■ The task
Scan the records and identify every line in which the string "treffen" occurs, then return those lines.

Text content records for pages

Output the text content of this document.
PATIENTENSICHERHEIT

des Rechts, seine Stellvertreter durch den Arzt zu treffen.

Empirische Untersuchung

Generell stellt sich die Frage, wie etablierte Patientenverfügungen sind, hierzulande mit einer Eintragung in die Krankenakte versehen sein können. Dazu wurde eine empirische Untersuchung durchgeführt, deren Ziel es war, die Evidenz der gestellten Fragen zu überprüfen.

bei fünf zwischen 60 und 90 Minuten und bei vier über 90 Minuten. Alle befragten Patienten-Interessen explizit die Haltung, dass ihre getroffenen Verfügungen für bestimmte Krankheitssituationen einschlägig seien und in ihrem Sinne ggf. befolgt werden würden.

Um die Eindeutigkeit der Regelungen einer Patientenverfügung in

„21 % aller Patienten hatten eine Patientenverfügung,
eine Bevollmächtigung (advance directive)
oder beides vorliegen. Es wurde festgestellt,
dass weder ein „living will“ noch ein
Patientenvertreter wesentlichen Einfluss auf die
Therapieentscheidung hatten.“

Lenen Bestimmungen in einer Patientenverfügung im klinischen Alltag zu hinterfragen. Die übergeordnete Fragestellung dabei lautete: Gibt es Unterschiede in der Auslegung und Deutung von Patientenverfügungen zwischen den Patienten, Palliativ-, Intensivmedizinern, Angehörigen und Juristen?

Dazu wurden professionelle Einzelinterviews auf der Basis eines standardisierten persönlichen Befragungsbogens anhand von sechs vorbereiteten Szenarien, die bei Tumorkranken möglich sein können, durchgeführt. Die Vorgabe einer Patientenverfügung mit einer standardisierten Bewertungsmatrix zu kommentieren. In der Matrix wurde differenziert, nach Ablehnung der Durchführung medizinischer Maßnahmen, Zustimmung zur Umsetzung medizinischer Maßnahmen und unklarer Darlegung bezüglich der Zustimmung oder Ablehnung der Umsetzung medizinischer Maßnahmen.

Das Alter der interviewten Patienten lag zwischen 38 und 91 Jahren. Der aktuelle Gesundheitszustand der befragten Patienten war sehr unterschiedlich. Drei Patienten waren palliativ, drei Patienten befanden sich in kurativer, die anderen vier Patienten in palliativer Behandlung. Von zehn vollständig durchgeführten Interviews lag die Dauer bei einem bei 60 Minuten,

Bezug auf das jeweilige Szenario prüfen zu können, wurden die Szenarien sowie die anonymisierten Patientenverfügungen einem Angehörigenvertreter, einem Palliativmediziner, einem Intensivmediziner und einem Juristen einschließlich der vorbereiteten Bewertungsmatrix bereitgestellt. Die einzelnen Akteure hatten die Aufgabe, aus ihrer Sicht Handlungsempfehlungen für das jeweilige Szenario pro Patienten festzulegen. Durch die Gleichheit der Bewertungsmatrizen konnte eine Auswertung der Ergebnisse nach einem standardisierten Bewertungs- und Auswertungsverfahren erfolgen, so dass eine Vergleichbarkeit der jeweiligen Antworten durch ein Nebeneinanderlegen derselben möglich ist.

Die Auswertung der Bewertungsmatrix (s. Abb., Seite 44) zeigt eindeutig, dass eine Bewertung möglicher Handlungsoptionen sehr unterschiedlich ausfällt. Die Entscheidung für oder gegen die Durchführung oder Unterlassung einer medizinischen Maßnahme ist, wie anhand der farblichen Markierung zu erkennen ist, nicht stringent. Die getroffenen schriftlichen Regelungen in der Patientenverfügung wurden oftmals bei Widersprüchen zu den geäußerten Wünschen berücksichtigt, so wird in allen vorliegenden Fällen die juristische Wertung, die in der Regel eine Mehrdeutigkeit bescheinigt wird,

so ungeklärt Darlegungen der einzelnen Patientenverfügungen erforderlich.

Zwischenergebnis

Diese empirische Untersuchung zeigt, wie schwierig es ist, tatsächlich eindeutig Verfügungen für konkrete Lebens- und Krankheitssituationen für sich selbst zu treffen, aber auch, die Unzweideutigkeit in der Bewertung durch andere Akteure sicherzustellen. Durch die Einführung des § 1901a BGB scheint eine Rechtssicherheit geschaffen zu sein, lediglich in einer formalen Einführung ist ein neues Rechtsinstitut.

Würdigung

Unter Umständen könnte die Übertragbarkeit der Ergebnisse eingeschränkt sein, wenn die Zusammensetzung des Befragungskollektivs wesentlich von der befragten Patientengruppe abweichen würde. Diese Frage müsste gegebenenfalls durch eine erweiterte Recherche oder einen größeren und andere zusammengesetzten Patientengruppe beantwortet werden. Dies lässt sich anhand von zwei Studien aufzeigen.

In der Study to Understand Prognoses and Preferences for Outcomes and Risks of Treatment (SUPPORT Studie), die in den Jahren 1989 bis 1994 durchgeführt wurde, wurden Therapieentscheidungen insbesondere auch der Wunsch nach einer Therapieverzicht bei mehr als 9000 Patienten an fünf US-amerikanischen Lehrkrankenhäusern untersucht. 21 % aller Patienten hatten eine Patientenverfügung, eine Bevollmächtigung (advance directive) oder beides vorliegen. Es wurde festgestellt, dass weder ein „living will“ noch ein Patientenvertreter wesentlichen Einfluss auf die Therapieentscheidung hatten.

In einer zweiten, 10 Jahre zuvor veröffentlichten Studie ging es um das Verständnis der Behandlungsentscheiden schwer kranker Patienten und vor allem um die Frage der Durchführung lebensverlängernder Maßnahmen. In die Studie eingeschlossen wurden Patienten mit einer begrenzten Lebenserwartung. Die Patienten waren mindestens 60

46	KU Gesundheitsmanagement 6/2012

■ Problem solution
des Rechts, seine Stellvertreter durch den Arzt zu treffen.
Diese empirische Untersuchung zeigt, wie schwierig es ist, tatsächlich eindeutig Verfügungen für konkrete Lebens- und Krankheitssituationen für sich selbst zu treffen, aber auch, die Unzweideutigkeit in der Bewertung durch andere Akteure sicherzustellen. Durch die Einführung des § 1901a BGB scheint eine Rechtssicherheit geschaffen zu sein, lediglich in einer formalen Einführung ist ein neues Rechtsinstitut.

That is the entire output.